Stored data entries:
* * * *
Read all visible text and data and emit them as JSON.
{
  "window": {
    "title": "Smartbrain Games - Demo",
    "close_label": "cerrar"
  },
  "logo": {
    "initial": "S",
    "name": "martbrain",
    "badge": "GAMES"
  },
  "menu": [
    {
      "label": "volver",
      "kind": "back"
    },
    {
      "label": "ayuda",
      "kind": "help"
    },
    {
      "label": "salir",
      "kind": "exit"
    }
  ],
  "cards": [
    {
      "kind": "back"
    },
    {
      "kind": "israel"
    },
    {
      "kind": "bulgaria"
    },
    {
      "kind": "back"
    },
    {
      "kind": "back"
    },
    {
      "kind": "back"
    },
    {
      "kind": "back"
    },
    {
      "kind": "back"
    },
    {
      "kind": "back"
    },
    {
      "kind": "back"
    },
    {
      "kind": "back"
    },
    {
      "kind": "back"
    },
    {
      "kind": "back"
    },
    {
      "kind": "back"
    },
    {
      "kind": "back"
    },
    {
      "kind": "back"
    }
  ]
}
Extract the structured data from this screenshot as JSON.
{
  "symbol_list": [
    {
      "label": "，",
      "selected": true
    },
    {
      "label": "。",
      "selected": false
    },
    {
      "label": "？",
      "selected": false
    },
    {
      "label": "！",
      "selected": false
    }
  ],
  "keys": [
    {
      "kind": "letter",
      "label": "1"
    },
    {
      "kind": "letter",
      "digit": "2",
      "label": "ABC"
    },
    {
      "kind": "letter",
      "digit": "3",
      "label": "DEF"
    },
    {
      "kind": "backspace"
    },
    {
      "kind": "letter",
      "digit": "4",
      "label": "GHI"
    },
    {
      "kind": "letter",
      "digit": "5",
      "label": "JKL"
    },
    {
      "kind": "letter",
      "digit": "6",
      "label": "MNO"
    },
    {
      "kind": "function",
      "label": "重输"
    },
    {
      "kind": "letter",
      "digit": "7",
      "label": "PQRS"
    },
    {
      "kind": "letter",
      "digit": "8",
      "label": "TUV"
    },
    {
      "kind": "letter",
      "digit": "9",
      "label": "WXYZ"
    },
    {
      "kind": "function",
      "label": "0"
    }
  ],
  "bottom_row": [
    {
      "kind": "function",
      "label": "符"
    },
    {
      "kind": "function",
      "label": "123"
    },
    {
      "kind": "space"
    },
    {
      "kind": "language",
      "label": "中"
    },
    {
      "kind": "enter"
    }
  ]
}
* * * *
Reproduce each line from the records that contains the word "digit".

      "digit": "2",
      "digit": "3",
      "digit": "4",
      "digit": "5",
      "digit": "6",
      "digit": "7",
      "digit": "8",
      "digit": "9",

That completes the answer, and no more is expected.